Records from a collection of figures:
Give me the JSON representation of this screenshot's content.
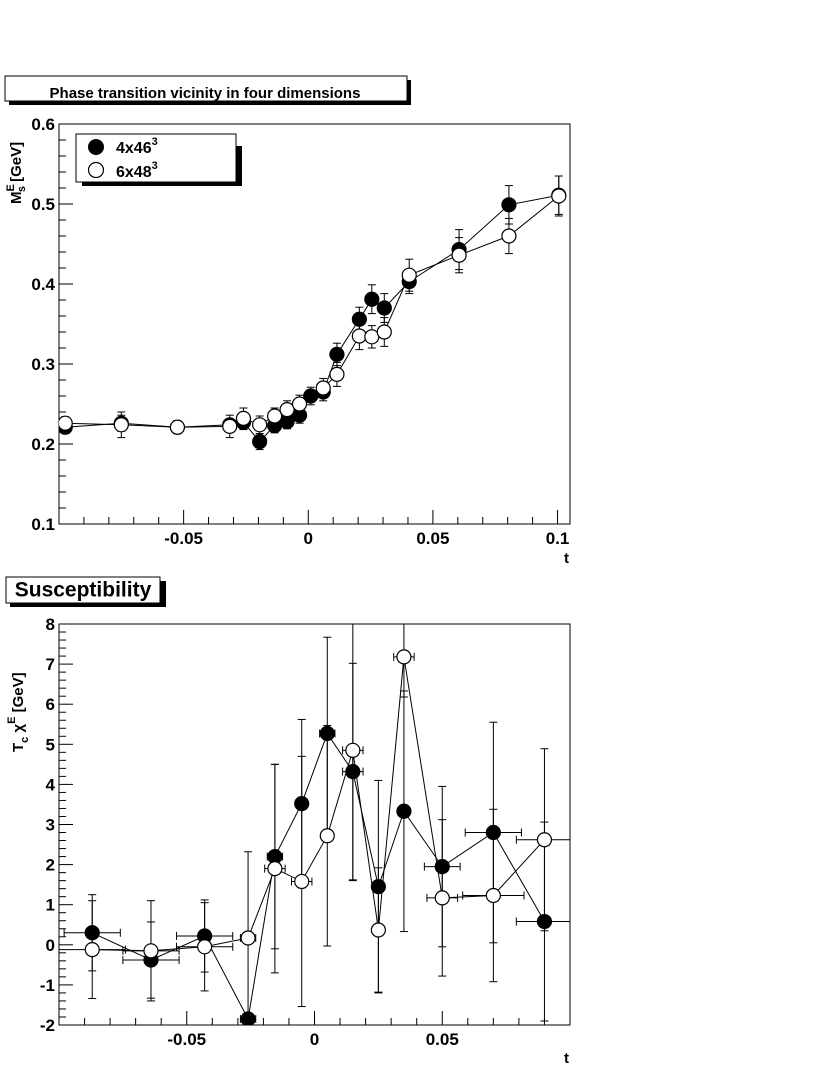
{
  "chart_data": [
    {
      "type": "scatter",
      "title": "Phase transition vicinity in four dimensions",
      "xlabel": "t",
      "ylabel": "M_s^E [GeV]",
      "xlim": [
        -0.1,
        0.105
      ],
      "ylim": [
        0.1,
        0.6
      ],
      "xticks": [
        -0.05,
        0,
        0.05,
        0.1
      ],
      "xtick_labels": [
        "-0.05",
        "0",
        "0.05",
        "0.1"
      ],
      "yticks": [
        0.1,
        0.2,
        0.3,
        0.4,
        0.5,
        0.6
      ],
      "ytick_labels": [
        "0.1",
        "0.2",
        "0.3",
        "0.4",
        "0.5",
        "0.6"
      ],
      "legend": "top-left",
      "series": [
        {
          "name": "4x46",
          "name_sup": "3",
          "marker": "filled",
          "points": [
            {
              "x": -0.0975,
              "y": 0.221,
              "e": 0.008
            },
            {
              "x": -0.075,
              "y": 0.226,
              "e": 0.01
            },
            {
              "x": -0.0525,
              "y": 0.221,
              "e": 0.008
            },
            {
              "x": -0.0315,
              "y": 0.224,
              "e": 0.007
            },
            {
              "x": -0.026,
              "y": 0.227,
              "e": 0.009
            },
            {
              "x": -0.0195,
              "y": 0.203,
              "e": 0.01
            },
            {
              "x": -0.0135,
              "y": 0.223,
              "e": 0.009
            },
            {
              "x": -0.0085,
              "y": 0.228,
              "e": 0.009
            },
            {
              "x": -0.0035,
              "y": 0.236,
              "e": 0.01
            },
            {
              "x": 0.001,
              "y": 0.26,
              "e": 0.011
            },
            {
              "x": 0.006,
              "y": 0.265,
              "e": 0.011
            },
            {
              "x": 0.0115,
              "y": 0.312,
              "e": 0.014
            },
            {
              "x": 0.0205,
              "y": 0.356,
              "e": 0.015
            },
            {
              "x": 0.0255,
              "y": 0.381,
              "e": 0.018
            },
            {
              "x": 0.0305,
              "y": 0.37,
              "e": 0.018
            },
            {
              "x": 0.0405,
              "y": 0.403,
              "e": 0.015
            },
            {
              "x": 0.0605,
              "y": 0.443,
              "e": 0.025
            },
            {
              "x": 0.0805,
              "y": 0.499,
              "e": 0.024
            },
            {
              "x": 0.1005,
              "y": 0.511,
              "e": 0.024
            }
          ]
        },
        {
          "name": "6x48",
          "name_sup": "3",
          "marker": "open",
          "points": [
            {
              "x": -0.0975,
              "y": 0.226,
              "e": 0.008
            },
            {
              "x": -0.075,
              "y": 0.224,
              "e": 0.016
            },
            {
              "x": -0.0525,
              "y": 0.221,
              "e": 0.008
            },
            {
              "x": -0.0315,
              "y": 0.222,
              "e": 0.014
            },
            {
              "x": -0.026,
              "y": 0.232,
              "e": 0.013
            },
            {
              "x": -0.0195,
              "y": 0.224,
              "e": 0.011
            },
            {
              "x": -0.0135,
              "y": 0.235,
              "e": 0.01
            },
            {
              "x": -0.0085,
              "y": 0.243,
              "e": 0.011
            },
            {
              "x": -0.0035,
              "y": 0.25,
              "e": 0.011
            },
            {
              "x": 0.006,
              "y": 0.27,
              "e": 0.012
            },
            {
              "x": 0.0115,
              "y": 0.287,
              "e": 0.015
            },
            {
              "x": 0.0205,
              "y": 0.335,
              "e": 0.017
            },
            {
              "x": 0.0255,
              "y": 0.334,
              "e": 0.014
            },
            {
              "x": 0.0305,
              "y": 0.34,
              "e": 0.018
            },
            {
              "x": 0.0405,
              "y": 0.411,
              "e": 0.02
            },
            {
              "x": 0.0605,
              "y": 0.436,
              "e": 0.022
            },
            {
              "x": 0.0805,
              "y": 0.46,
              "e": 0.022
            },
            {
              "x": 0.1005,
              "y": 0.51,
              "e": 0.025
            }
          ]
        }
      ]
    },
    {
      "type": "scatter",
      "title": "Susceptibility",
      "xlabel": "t",
      "ylabel": "T_c χ^E [GeV]",
      "xlim": [
        -0.1,
        0.1
      ],
      "ylim": [
        -2,
        8
      ],
      "xticks": [
        -0.05,
        0,
        0.05
      ],
      "xtick_labels": [
        "-0.05",
        "0",
        "0.05"
      ],
      "yticks": [
        -2,
        -1,
        0,
        1,
        2,
        3,
        4,
        5,
        6,
        7,
        8
      ],
      "ytick_labels": [
        "-2",
        "-1",
        "0",
        "1",
        "2",
        "3",
        "4",
        "5",
        "6",
        "7",
        "8"
      ],
      "series": [
        {
          "name": "4x46",
          "marker": "filled",
          "points": [
            {
              "x": -0.087,
              "y": 0.3,
              "xe": 0.011,
              "ye": 0.95
            },
            {
              "x": -0.064,
              "y": -0.38,
              "xe": 0.011,
              "ye": 0.95
            },
            {
              "x": -0.043,
              "y": 0.22,
              "xe": 0.011,
              "ye": 0.9
            },
            {
              "x": -0.026,
              "y": -1.85,
              "xe": 0.003,
              "ye": 0.1
            },
            {
              "x": -0.0155,
              "y": 2.2,
              "xe": 0.003,
              "ye": 2.3
            },
            {
              "x": -0.005,
              "y": 3.52,
              "xe": 0.002,
              "ye": 2.1
            },
            {
              "x": 0.005,
              "y": 5.27,
              "xe": 0.003,
              "ye": 2.4
            },
            {
              "x": 0.015,
              "y": 4.32,
              "xe": 0.004,
              "ye": 2.7
            },
            {
              "x": 0.025,
              "y": 1.45,
              "xe": 0.002,
              "ye": 2.65
            },
            {
              "x": 0.035,
              "y": 3.33,
              "xe": 0.002,
              "ye": 3.0
            },
            {
              "x": 0.05,
              "y": 1.95,
              "xe": 0.007,
              "ye": 2.0
            },
            {
              "x": 0.07,
              "y": 2.8,
              "xe": 0.011,
              "ye": 2.75
            },
            {
              "x": 0.09,
              "y": 0.58,
              "xe": 0.011,
              "ye": 2.48
            }
          ]
        },
        {
          "name": "6x48",
          "marker": "open",
          "points": [
            {
              "x": -0.087,
              "y": -0.12,
              "xe": 0.013,
              "ye": 1.22
            },
            {
              "x": -0.064,
              "y": -0.15,
              "xe": 0.011,
              "ye": 1.25
            },
            {
              "x": -0.043,
              "y": -0.05,
              "xe": 0.011,
              "ye": 1.1
            },
            {
              "x": -0.026,
              "y": 0.17,
              "xe": 0.003,
              "ye": 2.15
            },
            {
              "x": -0.0155,
              "y": 1.9,
              "xe": 0.004,
              "ye": 2.6
            },
            {
              "x": -0.005,
              "y": 1.58,
              "xe": 0.004,
              "ye": 3.12
            },
            {
              "x": 0.005,
              "y": 2.72,
              "xe": 0.002,
              "ye": 2.75
            },
            {
              "x": 0.015,
              "y": 4.85,
              "xe": 0.004,
              "ye": 3.25
            },
            {
              "x": 0.025,
              "y": 0.37,
              "xe": 0.002,
              "ye": 1.55
            },
            {
              "x": 0.035,
              "y": 7.18,
              "xe": 0.004,
              "ye": 1.0
            },
            {
              "x": 0.05,
              "y": 1.17,
              "xe": 0.006,
              "ye": 1.95
            },
            {
              "x": 0.07,
              "y": 1.23,
              "xe": 0.012,
              "ye": 2.15
            },
            {
              "x": 0.09,
              "y": 2.62,
              "xe": 0.011,
              "ye": 2.27
            }
          ]
        }
      ]
    }
  ]
}
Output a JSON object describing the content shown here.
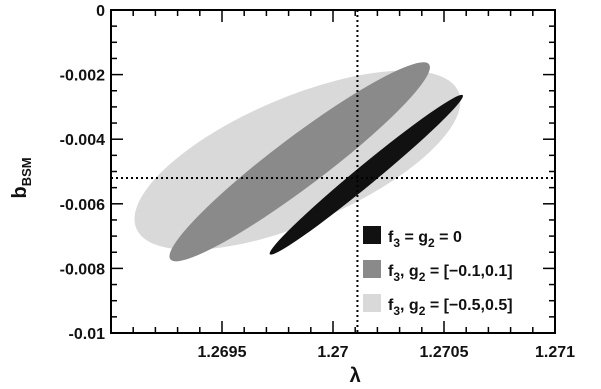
{
  "chart_data": {
    "type": "contour",
    "xlabel": "λ",
    "ylabel": {
      "base": "b",
      "sub": "BSM"
    },
    "xlim": [
      1.269,
      1.271
    ],
    "ylim": [
      -0.01,
      0
    ],
    "x_ticks": [
      {
        "value": 1.2695,
        "label": "1.2695"
      },
      {
        "value": 1.27,
        "label": "1.27"
      },
      {
        "value": 1.2705,
        "label": "1.2705"
      },
      {
        "value": 1.271,
        "label": "1.271"
      }
    ],
    "y_ticks": [
      {
        "value": 0,
        "label": "0"
      },
      {
        "value": -0.002,
        "label": "-0.002"
      },
      {
        "value": -0.004,
        "label": "-0.004"
      },
      {
        "value": -0.006,
        "label": "-0.006"
      },
      {
        "value": -0.008,
        "label": "-0.008"
      },
      {
        "value": -0.01,
        "label": "-0.01"
      }
    ],
    "reference_lines": {
      "x": 1.27011,
      "y": -0.0052
    },
    "legend_position": "bottom-right",
    "series": [
      {
        "label_main": "f",
        "label_sub": "3",
        "label_mid": ", g",
        "label_sub2": "2",
        "label_rest": " = [−0.5,0.5]",
        "color": "#d9d9d9",
        "ellipse": {
          "cx": 1.26984,
          "cy": -0.00465,
          "rx_end": [
            1.26925,
            -0.0081
          ],
          "ry_end": [
            1.27066,
            -0.0013
          ],
          "a": 0.00094,
          "b": 0.00056
        }
      },
      {
        "label_main": "f",
        "label_sub": "3",
        "label_mid": ", g",
        "label_sub2": "2",
        "label_rest": " = [−0.1,0.1]",
        "color": "#8a8a8a",
        "ellipse": {
          "cx": 1.26985,
          "cy": -0.0047,
          "a": 0.00107,
          "b": 0.00018
        }
      },
      {
        "label_main": "f",
        "label_sub": "3",
        "label_mid": " = g",
        "label_sub2": "2",
        "label_rest": " = 0",
        "color": "#111111",
        "ellipse": {
          "cx": 1.27015,
          "cy": -0.0051,
          "a": 0.00083,
          "b": 6.5e-05
        }
      }
    ]
  }
}
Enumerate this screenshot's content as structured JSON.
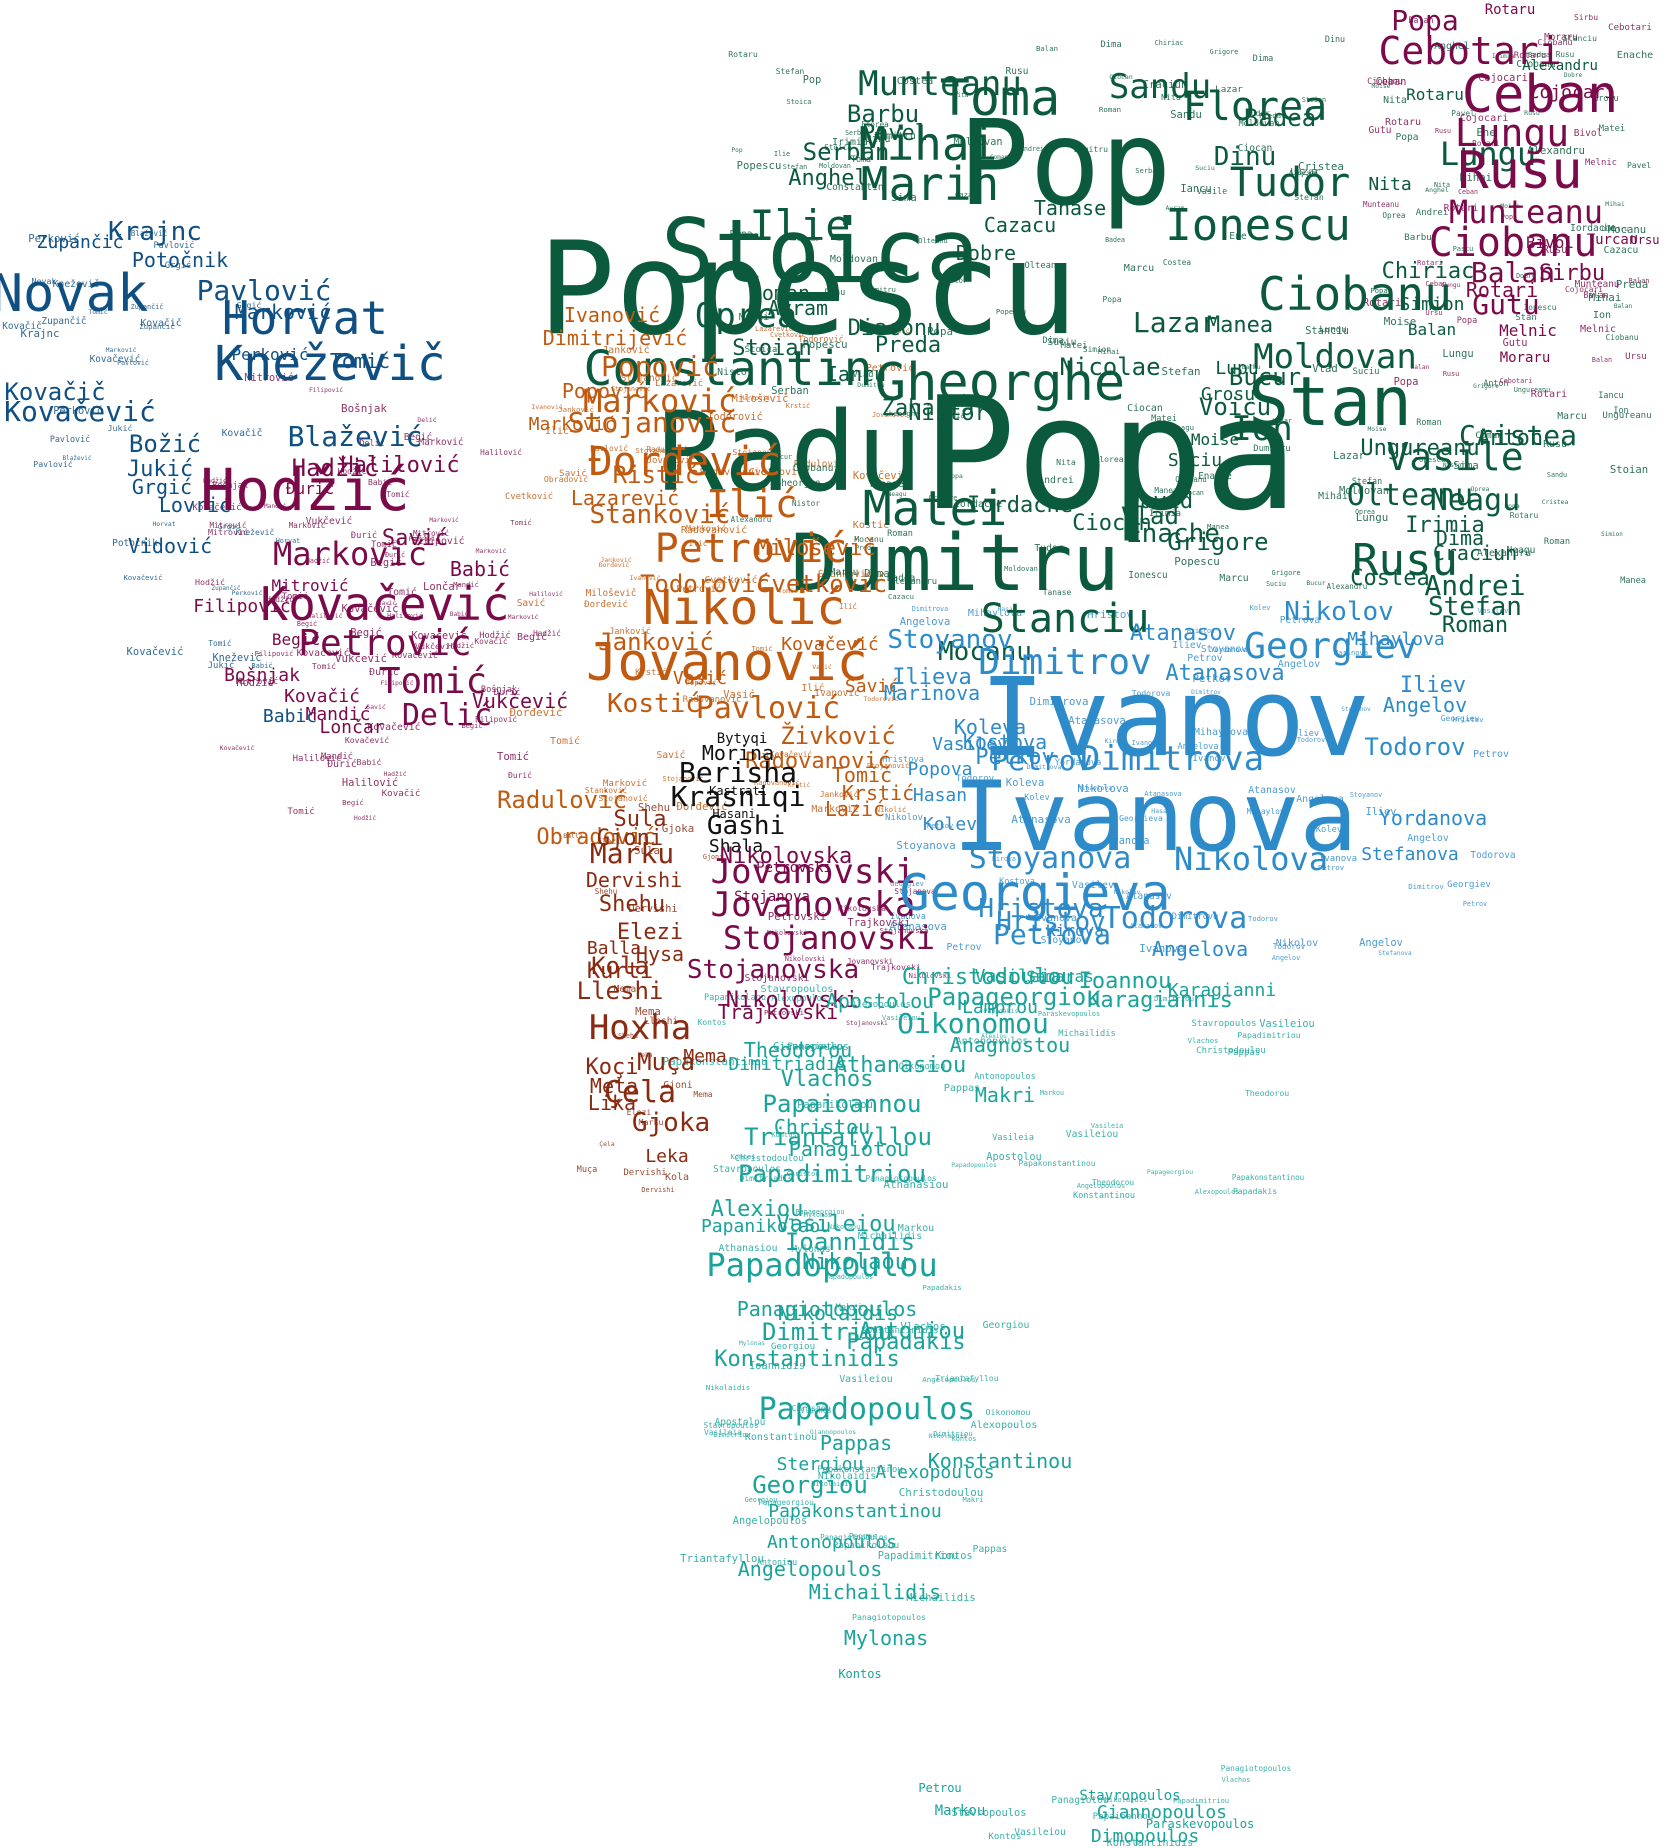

WRITTEN TASK: Identify every line where the string "value" appears.

SOLUTION FOR THIS PROBLEM:
        "value": 1.2695,
        "value": 1.27,
        "value": 1.2705,
        "value": 1.271,
        "value": 0,
        "value": -0.002,
        "value": -0.004,
        "value": -0.006,
        "value": -0.008,
        "value": -0.01,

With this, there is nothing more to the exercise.